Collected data
——

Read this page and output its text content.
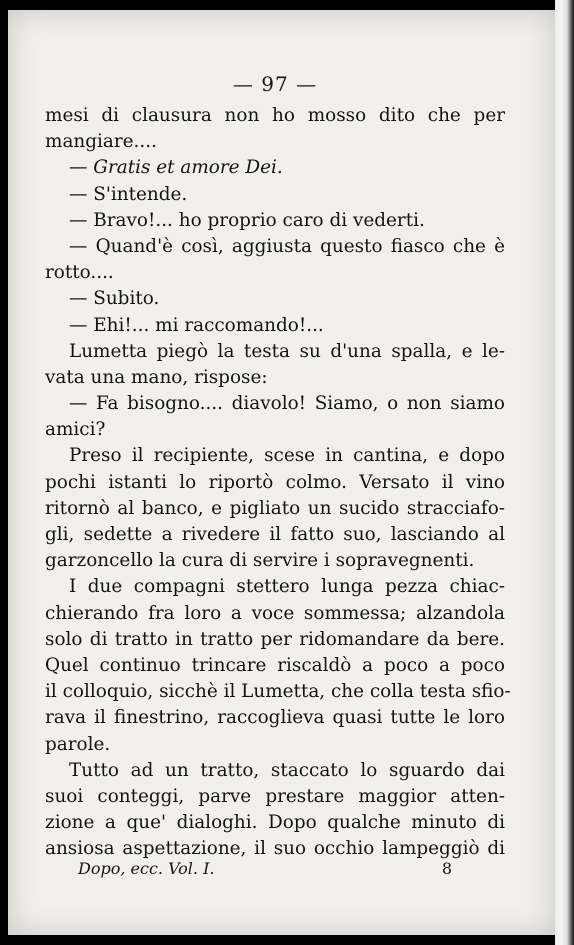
— 97 —
mesi di clausura non ho mosso dito che per
mangiare....
— Gratis et amore Dei.
— S'intende.
— Bravo!... ho proprio caro di vederti.
— Quand'è così, aggiusta questo fiasco che è
rotto....
— Subito.
— Ehi!... mi raccomando!...
Lumetta piegò la testa su d'una spalla, e le-
vata una mano, rispose:
— Fa bisogno.... diavolo! Siamo, o non siamo
amici?
Preso il recipiente, scese in cantina, e dopo
pochi istanti lo riportò colmo. Versato il vino
ritornò al banco, e pigliato un sucido stracciafo-
gli, sedette a rivedere il fatto suo, lasciando al
garzoncello la cura di servire i sopravegnenti.
I due compagni stettero lunga pezza chiac-
chierando fra loro a voce sommessa; alzandola
solo di tratto in tratto per ridomandare da bere.
Quel continuo trincare riscaldò a poco a poco
il colloquio, sicchè il Lumetta, che colla testa sfio-
rava il finestrino, raccoglieva quasi tutte le loro
parole.
Tutto ad un tratto, staccato lo sguardo dai
suoi conteggi, parve prestare maggior atten-
zione a que' dialoghi. Dopo qualche minuto di
ansiosa aspettazione, il suo occhio lampeggiò di
Dopo, ecc. Vol. I.	8
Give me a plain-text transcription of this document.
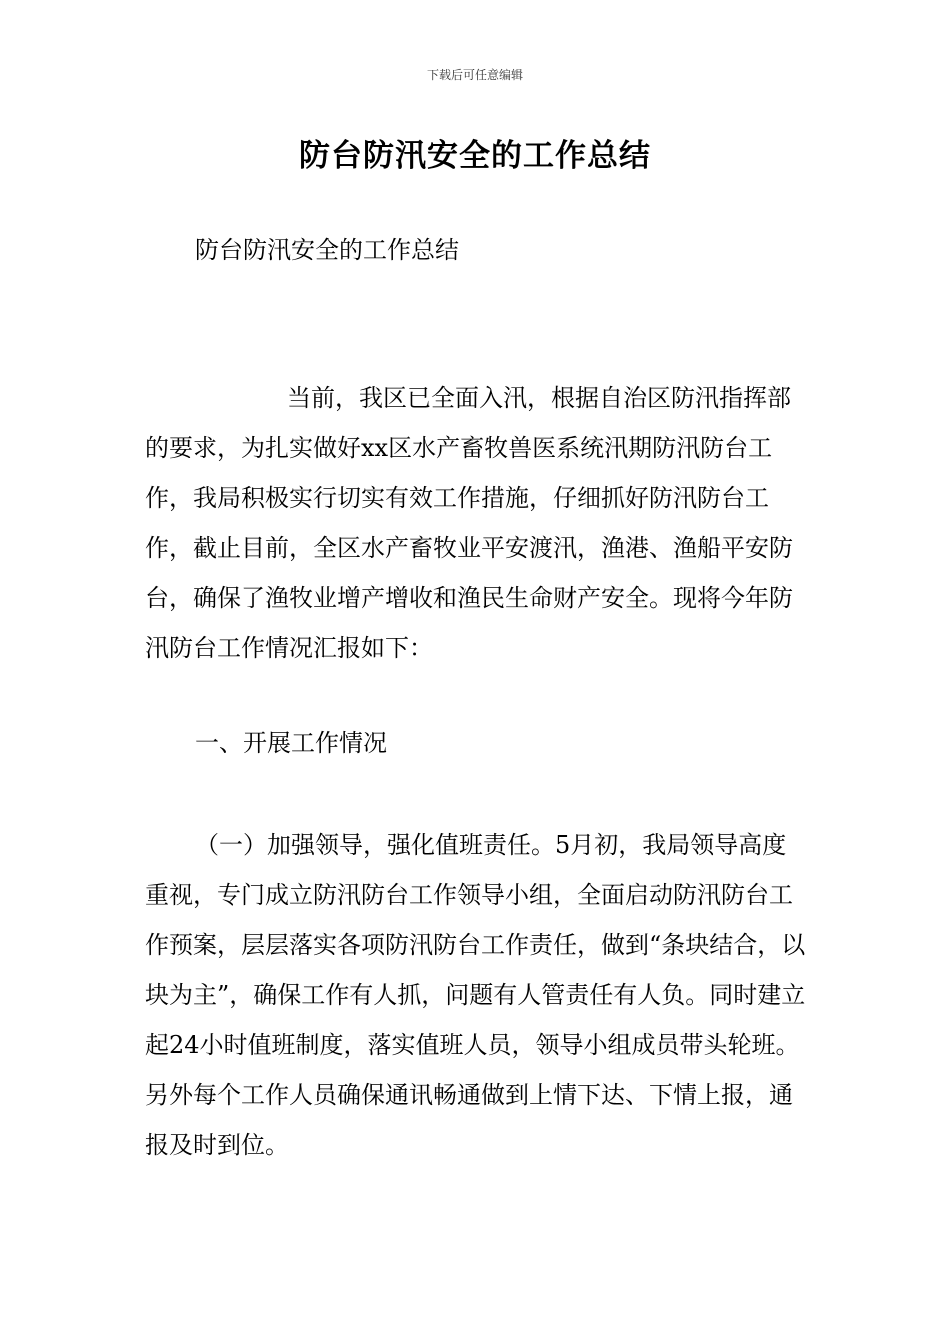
下载后可任意编辑
防台防汛安全的工作总结

防台防汛安全的工作总结

当前，我区已全面入汛，根据自治区防汛指挥部的要求，为扎实做好xx区水产畜牧兽医系统汛期防汛防台工作，我局积极实行切实有效工作措施，仔细抓好防汛防台工作，截止目前，全区水产畜牧业平安渡汛，渔港、渔船平安防台，确保了渔牧业增产增收和渔民生命财产安全。现将今年防汛防台工作情况汇报如下：

一、开展工作情况

（一）加强领导，强化值班责任。5月初，我局领导高度重视，专门成立防汛防台工作领导小组，全面启动防汛防台工作预案，层层落实各项防汛防台工作责任，做到“条块结合，以块为主”，确保工作有人抓，问题有人管责任有人负。同时建立起24小时值班制度，落实值班人员，领导小组成员带头轮班。另外每个工作人员确保通讯畅通做到上情下达、下情上报，通报及时到位。
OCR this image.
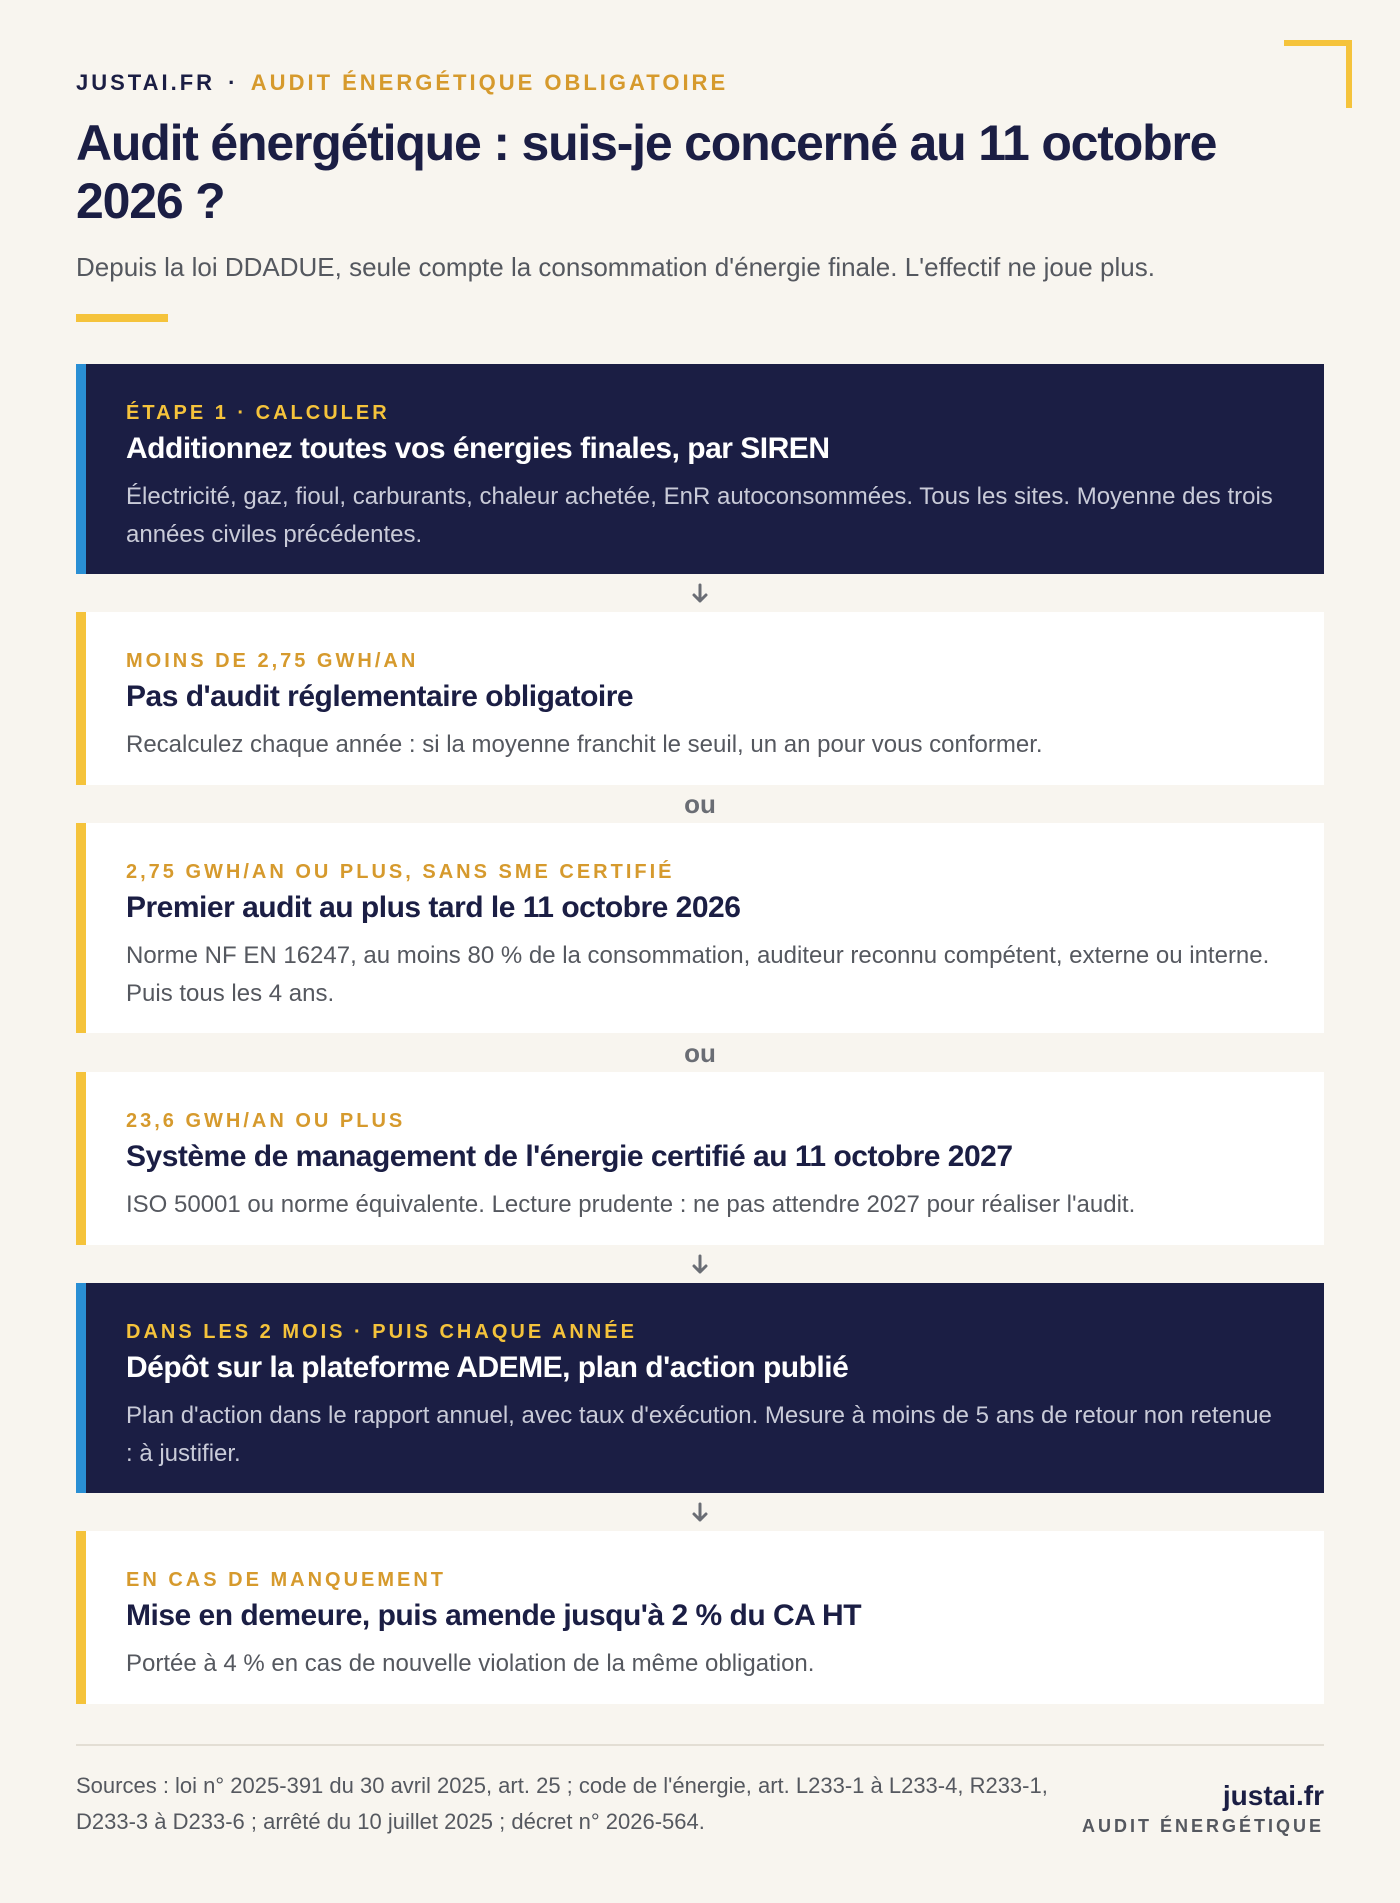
JUSTAI.FR · AUDIT ÉNERGÉTIQUE OBLIGATOIRE
Audit énergétique : suis-je concerné au 11 octobre 2026 ?
Depuis la loi DDADUE, seule compte la consommation d'énergie finale. L'effectif ne joue plus.
ÉTAPE 1 · CALCULER
Additionnez toutes vos énergies finales, par SIREN
Électricité, gaz, fioul, carburants, chaleur achetée, EnR autoconsommées. Tous les sites. Moyenne des trois années civiles précédentes.
MOINS DE 2,75 GWH/AN
Pas d'audit réglementaire obligatoire
Recalculez chaque année : si la moyenne franchit le seuil, un an pour vous conformer.
ou
2,75 GWH/AN OU PLUS, SANS SME CERTIFIÉ
Premier audit au plus tard le 11 octobre 2026
Norme NF EN 16247, au moins 80 % de la consommation, auditeur reconnu compétent, externe ou interne. Puis tous les 4 ans.
ou
23,6 GWH/AN OU PLUS
Système de management de l'énergie certifié au 11 octobre 2027
ISO 50001 ou norme équivalente. Lecture prudente : ne pas attendre 2027 pour réaliser l'audit.
DANS LES 2 MOIS · PUIS CHAQUE ANNÉE
Dépôt sur la plateforme ADEME, plan d'action publié
Plan d'action dans le rapport annuel, avec taux d'exécution. Mesure à moins de 5 ans de retour non retenue : à justifier.
EN CAS DE MANQUEMENT
Mise en demeure, puis amende jusqu'à 2 % du CA HT
Portée à 4 % en cas de nouvelle violation de la même obligation.
Sources : loi n° 2025-391 du 30 avril 2025, art. 25 ; code de l'énergie, art. L233-1 à L233-4, R233-1, D233-3 à D233-6 ; arrêté du 10 juillet 2025 ; décret n° 2026-564.
justai.fr
AUDIT ÉNERGÉTIQUE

——

### PROMPT
Gather each line of the listing that holds the string "this".

### SOLUTION BELOW
Read this page and output its text content.
Give me a plain-text transcription of this document.
OCR this image.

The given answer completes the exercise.